PROBLEM TO SOLVE: Reproduce every entry below precisely; do not include the pictures.

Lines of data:

■ ■ ■ ■ ■

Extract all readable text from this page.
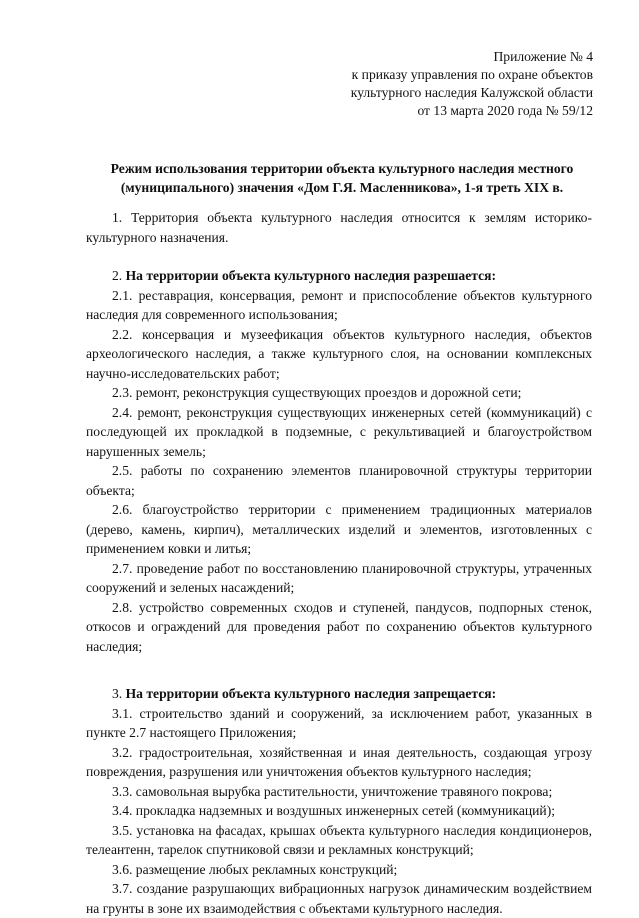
Приложение № 4
к приказу управления по охране объектов
культурного наследия Калужской области
от 13 марта 2020 года № 59/12
Режим использования территории объекта культурного наследия местного
(муниципального) значения «Дом Г.Я. Масленникова», 1-я треть XIX в.

1. Территория объекта культурного наследия относится к землям историко-культурного назначения.

2. На территории объекта культурного наследия разрешается:

2.1. реставрация, консервация, ремонт и приспособление объектов культурного наследия для современного использования;

2.2. консервация и музеефикация объектов культурного наследия, объектов археологического наследия, а также культурного слоя, на основании комплексных научно-исследовательских работ;

2.3. ремонт, реконструкция существующих проездов и дорожной сети;

2.4. ремонт, реконструкция существующих инженерных сетей (коммуникаций) с последующей их прокладкой в подземные, с рекультивацией и благоустройством нарушенных земель;

2.5. работы по сохранению элементов планировочной структуры территории объекта;

2.6. благоустройство территории с применением традиционных материалов (дерево, камень, кирпич), металлических изделий и элементов, изготовленных с применением ковки и литья;

2.7. проведение работ по восстановлению планировочной структуры, утраченных сооружений и зеленых насаждений;

2.8. устройство современных сходов и ступеней, пандусов, подпорных стенок, откосов и ограждений для проведения работ по сохранению объектов культурного наследия;

3. На территории объекта культурного наследия запрещается:

3.1. строительство зданий и сооружений, за исключением работ, указанных в пункте 2.7 настоящего Приложения;

3.2. градостроительная, хозяйственная и иная деятельность, создающая угрозу повреждения, разрушения или уничтожения объектов культурного наследия;

3.3. самовольная вырубка растительности, уничтожение травяного покрова;

3.4. прокладка надземных и воздушных инженерных сетей (коммуникаций);

3.5. установка на фасадах, крышах объекта культурного наследия кондиционеров, телеантенн, тарелок спутниковой связи и рекламных конструкций;

3.6. размещение любых рекламных конструкций;

3.7. создание разрушающих вибрационных нагрузок динамическим воздействием на грунты в зоне их взаимодействия с объектами культурного наследия.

■ ■ ■ ■ ■

WRITTEN ANSWER:
Extract all readable text from this page.
Приложение № 4
к приказу управления по охране объектов
культурного наследия Калужской области
от 13 марта 2020 года № 59/12
Режим использования территории объекта культурного наследия местного
(муниципального) значения «Дом Г.Я. Масленникова», 1-я треть XIX в.

1. Территория объекта культурного наследия относится к землям историко-культурного назначения.

2. На территории объекта культурного наследия разрешается:

2.1. реставрация, консервация, ремонт и приспособление объектов культурного наследия для современного использования;

2.2. консервация и музеефикация объектов культурного наследия, объектов археологического наследия, а также культурного слоя, на основании комплексных научно-исследовательских работ;

2.3. ремонт, реконструкция существующих проездов и дорожной сети;

2.4. ремонт, реконструкция существующих инженерных сетей (коммуникаций) с последующей их прокладкой в подземные, с рекультивацией и благоустройством нарушенных земель;

2.5. работы по сохранению элементов планировочной структуры территории объекта;

2.6. благоустройство территории с применением традиционных материалов (дерево, камень, кирпич), металлических изделий и элементов, изготовленных с применением ковки и литья;

2.7. проведение работ по восстановлению планировочной структуры, утраченных сооружений и зеленых насаждений;

2.8. устройство современных сходов и ступеней, пандусов, подпорных стенок, откосов и ограждений для проведения работ по сохранению объектов культурного наследия;

3. На территории объекта культурного наследия запрещается:

3.1. строительство зданий и сооружений, за исключением работ, указанных в пункте 2.7 настоящего Приложения;

3.2. градостроительная, хозяйственная и иная деятельность, создающая угрозу повреждения, разрушения или уничтожения объектов культурного наследия;

3.3. самовольная вырубка растительности, уничтожение травяного покрова;

3.4. прокладка надземных и воздушных инженерных сетей (коммуникаций);

3.5. установка на фасадах, крышах объекта культурного наследия кондиционеров, телеантенн, тарелок спутниковой связи и рекламных конструкций;

3.6. размещение любых рекламных конструкций;

3.7. создание разрушающих вибрационных нагрузок динамическим воздействием на грунты в зоне их взаимодействия с объектами культурного наследия.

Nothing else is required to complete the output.